# [GOAL]
Write out all lines holding the word "kesehatan".
-- begin DATASET ROWS --
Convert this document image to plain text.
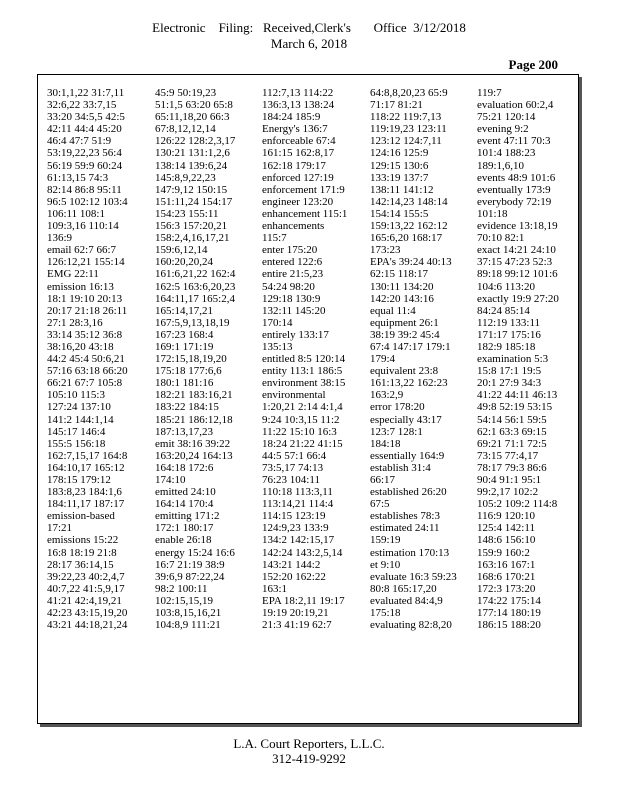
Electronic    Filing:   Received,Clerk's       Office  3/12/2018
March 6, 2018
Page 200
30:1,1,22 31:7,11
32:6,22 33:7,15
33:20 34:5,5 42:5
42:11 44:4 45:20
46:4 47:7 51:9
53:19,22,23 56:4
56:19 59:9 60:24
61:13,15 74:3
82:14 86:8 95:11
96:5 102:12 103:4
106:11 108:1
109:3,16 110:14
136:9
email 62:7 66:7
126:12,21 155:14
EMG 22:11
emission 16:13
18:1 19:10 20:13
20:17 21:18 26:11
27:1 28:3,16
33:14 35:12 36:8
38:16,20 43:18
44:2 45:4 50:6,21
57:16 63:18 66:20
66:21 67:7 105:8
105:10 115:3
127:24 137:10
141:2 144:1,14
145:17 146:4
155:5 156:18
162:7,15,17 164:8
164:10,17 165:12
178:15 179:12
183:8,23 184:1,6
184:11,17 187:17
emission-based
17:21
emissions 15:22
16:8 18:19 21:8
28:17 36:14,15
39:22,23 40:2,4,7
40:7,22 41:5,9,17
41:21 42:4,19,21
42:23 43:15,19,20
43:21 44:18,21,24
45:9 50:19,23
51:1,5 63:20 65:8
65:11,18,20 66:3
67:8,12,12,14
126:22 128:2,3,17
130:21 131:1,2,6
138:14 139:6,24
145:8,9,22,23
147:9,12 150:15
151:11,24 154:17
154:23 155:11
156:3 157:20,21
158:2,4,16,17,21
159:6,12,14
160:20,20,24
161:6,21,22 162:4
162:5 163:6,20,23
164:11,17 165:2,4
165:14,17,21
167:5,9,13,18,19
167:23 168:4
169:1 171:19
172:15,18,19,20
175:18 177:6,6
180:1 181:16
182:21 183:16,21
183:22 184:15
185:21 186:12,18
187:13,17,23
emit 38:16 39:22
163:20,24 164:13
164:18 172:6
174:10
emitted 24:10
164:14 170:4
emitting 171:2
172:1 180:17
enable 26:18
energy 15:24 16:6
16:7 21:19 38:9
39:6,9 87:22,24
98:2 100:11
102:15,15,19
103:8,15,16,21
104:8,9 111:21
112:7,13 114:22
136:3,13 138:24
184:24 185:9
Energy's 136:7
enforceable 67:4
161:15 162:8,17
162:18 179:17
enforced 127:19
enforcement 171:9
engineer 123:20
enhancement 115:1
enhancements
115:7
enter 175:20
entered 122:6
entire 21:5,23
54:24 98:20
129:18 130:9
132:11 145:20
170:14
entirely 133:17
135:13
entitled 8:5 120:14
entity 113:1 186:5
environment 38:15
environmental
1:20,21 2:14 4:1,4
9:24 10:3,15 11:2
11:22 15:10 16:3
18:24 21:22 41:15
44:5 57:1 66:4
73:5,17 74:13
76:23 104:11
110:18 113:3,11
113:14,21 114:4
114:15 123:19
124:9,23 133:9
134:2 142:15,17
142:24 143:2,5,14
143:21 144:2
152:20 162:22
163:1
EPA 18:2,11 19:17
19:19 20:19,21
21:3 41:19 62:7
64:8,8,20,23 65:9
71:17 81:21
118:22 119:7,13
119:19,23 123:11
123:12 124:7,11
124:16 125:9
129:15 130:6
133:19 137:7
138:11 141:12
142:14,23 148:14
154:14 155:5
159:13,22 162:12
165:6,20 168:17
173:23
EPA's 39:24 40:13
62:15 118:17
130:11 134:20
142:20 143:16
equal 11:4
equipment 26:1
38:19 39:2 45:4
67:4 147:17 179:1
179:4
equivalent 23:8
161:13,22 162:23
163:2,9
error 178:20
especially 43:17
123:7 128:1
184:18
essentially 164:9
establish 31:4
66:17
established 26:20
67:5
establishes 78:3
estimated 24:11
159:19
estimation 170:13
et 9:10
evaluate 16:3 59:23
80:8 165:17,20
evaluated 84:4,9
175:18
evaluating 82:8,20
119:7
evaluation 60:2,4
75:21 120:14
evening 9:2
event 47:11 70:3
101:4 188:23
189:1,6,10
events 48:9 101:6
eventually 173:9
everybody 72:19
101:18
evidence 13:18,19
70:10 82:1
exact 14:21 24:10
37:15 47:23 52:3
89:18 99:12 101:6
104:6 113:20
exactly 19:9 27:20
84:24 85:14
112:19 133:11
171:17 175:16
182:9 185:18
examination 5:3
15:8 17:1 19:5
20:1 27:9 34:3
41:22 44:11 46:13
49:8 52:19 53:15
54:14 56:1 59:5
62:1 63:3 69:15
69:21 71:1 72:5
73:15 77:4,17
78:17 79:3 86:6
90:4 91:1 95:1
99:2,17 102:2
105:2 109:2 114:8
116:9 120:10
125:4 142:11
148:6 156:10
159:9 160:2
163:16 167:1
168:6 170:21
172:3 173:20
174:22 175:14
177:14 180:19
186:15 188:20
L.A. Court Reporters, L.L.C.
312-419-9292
-- end DATASET ROWS --
-- begin DATASET ROWS --
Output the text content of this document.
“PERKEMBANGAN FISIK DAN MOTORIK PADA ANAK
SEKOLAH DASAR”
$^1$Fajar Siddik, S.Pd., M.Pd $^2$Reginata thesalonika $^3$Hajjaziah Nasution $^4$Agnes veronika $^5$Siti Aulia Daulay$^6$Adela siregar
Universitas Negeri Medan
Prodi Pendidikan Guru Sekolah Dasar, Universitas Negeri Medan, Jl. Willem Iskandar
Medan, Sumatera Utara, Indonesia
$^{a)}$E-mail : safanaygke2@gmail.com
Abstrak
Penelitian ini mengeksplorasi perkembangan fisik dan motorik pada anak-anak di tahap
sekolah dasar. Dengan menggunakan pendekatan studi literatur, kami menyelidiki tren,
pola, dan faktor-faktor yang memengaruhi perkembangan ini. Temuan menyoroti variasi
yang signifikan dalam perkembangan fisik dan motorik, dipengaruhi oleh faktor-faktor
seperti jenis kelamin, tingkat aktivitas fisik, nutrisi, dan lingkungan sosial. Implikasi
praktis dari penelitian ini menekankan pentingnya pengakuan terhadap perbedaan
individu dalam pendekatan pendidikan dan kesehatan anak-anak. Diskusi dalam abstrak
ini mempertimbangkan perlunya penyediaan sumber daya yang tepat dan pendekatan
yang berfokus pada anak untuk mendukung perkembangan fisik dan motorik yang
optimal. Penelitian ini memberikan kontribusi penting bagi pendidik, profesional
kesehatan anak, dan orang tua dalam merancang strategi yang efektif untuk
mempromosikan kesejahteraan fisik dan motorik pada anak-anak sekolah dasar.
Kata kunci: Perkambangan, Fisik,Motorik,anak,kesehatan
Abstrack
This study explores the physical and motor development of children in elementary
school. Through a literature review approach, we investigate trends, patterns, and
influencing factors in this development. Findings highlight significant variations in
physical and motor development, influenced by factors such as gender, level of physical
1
-- end DATASET ROWS --
-- begin DATASET ROWS --
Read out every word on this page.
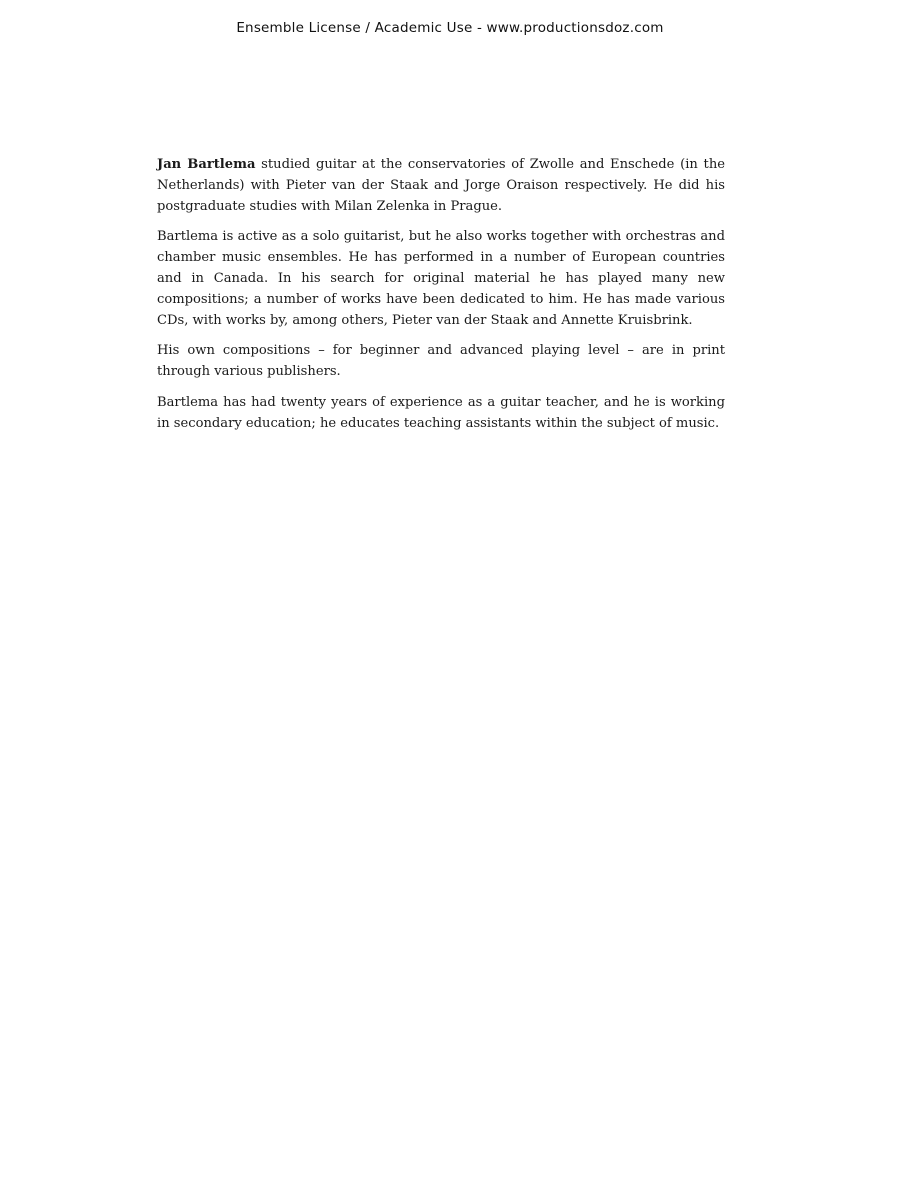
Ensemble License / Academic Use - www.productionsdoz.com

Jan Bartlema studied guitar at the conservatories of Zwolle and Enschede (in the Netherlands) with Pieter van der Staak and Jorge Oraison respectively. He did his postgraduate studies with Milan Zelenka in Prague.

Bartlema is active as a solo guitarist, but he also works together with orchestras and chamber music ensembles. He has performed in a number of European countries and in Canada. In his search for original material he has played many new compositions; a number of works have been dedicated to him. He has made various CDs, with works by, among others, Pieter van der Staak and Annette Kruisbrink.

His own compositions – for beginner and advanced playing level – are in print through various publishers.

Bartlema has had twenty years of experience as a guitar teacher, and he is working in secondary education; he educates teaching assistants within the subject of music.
-- end DATASET ROWS --
# [SOLUTION TO THIS EXERCISE]
individu dalam pendekatan pendidikan dan kesehatan anak-anak. Diskusi dalam abstrak
kesehatan anak, dan orang tua dalam merancang strategi yang efektif untuk
Kata kunci: Perkambangan, Fisik,Motorik,anak,kesehatan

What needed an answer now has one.